SHORT PROBLEM
Search the data for the string "bahasa" and gather each line it is in.

============================================================

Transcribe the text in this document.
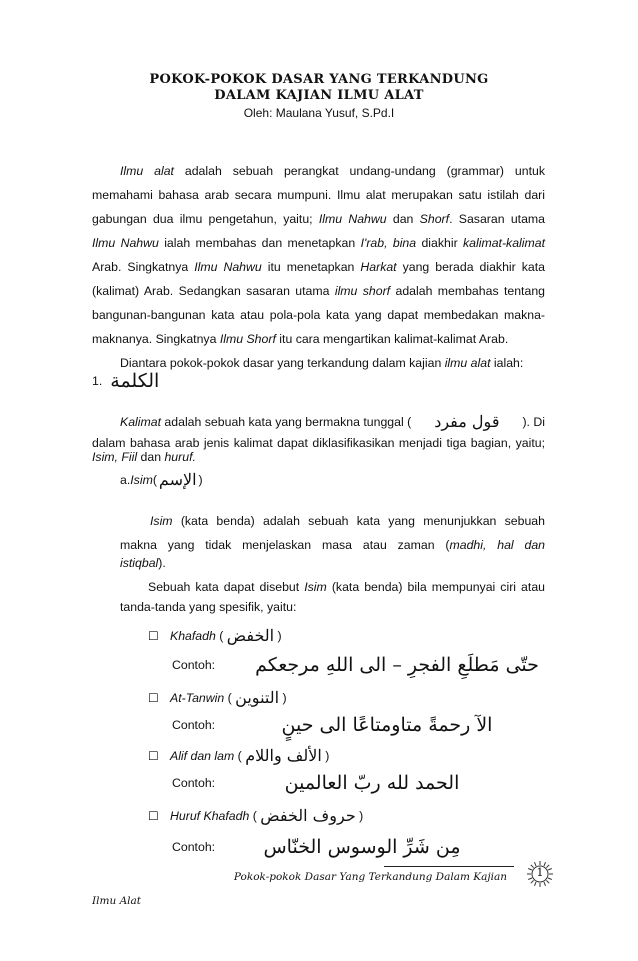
POKOK-POKOK DASAR YANG TERKANDUNG
DALAM KAJIAN ILMU ALAT
Oleh: Maulana Yusuf, S.Pd.I
Ilmu alat adalah sebuah perangkat undang-undang (grammar) untuk
memahami bahasa arab secara mumpuni. Ilmu alat merupakan satu istilah dari
gabungan dua ilmu pengetahun, yaitu; Ilmu Nahwu dan Shorf. Sasaran utama
Ilmu Nahwu ialah membahas dan menetapkan I'rab, bina diakhir kalimat-kalimat
Arab. Singkatnya Ilmu Nahwu itu menetapkan Harkat yang berada diakhir kata
(kalimat) Arab. Sedangkan sasaran utama ilmu shorf adalah membahas tentang
bangunan-bangunan kata atau pola-pola kata yang dapat membedakan makna-
maknanya. Singkatnya Ilmu Shorf itu cara mengartikan kalimat-kalimat Arab.
Diantara pokok-pokok dasar yang terkandung dalam kajian ilmu alat ialah:
1. الكلمة
Kalimat adalah sebuah kata yang bermakna tunggal ( قول مفرد ). Di
dalam bahasa arab jenis kalimat dapat diklasifikasikan menjadi tiga bagian, yaitu;
Isim, Fiil dan huruf.
a. Isim ( الإسم )
Isim (kata benda) adalah sebuah kata yang menunjukkan sebuah
makna yang tidak menjelaskan masa atau zaman (madhi, hal dan
istiqbal).
Sebuah kata dapat disebut Isim (kata benda) bila mempunyai ciri atau
tanda-tanda yang spesifik, yaitu:
☐ Khafadh ( الخفض )
Contoh:	حتّى مَطلَعِ الفجرِ – الى اللهِ مرجعكم
☐ At-Tanwin ( التنوين )
Contoh:	الآ رحمةً متاومتاعًا الى حينٍ
☐ Alif dan lam ( الألف واللام )
Contoh:	الحمد لله ربّ العالمين
☐ Huruf Khafadh ( حروف الخفض )
Contoh:	مِن شَرِّ الوسوس الخنّاس
Pokok-pokok Dasar Yang Terkandung Dalam Kajian	1
Ilmu Alat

============================================================

WRITTEN RESPONSE
memahami bahasa arab secara mumpuni. Ilmu alat merupakan satu istilah dari
dalam bahasa arab jenis kalimat dapat diklasifikasikan menjadi tiga bagian, yaitu;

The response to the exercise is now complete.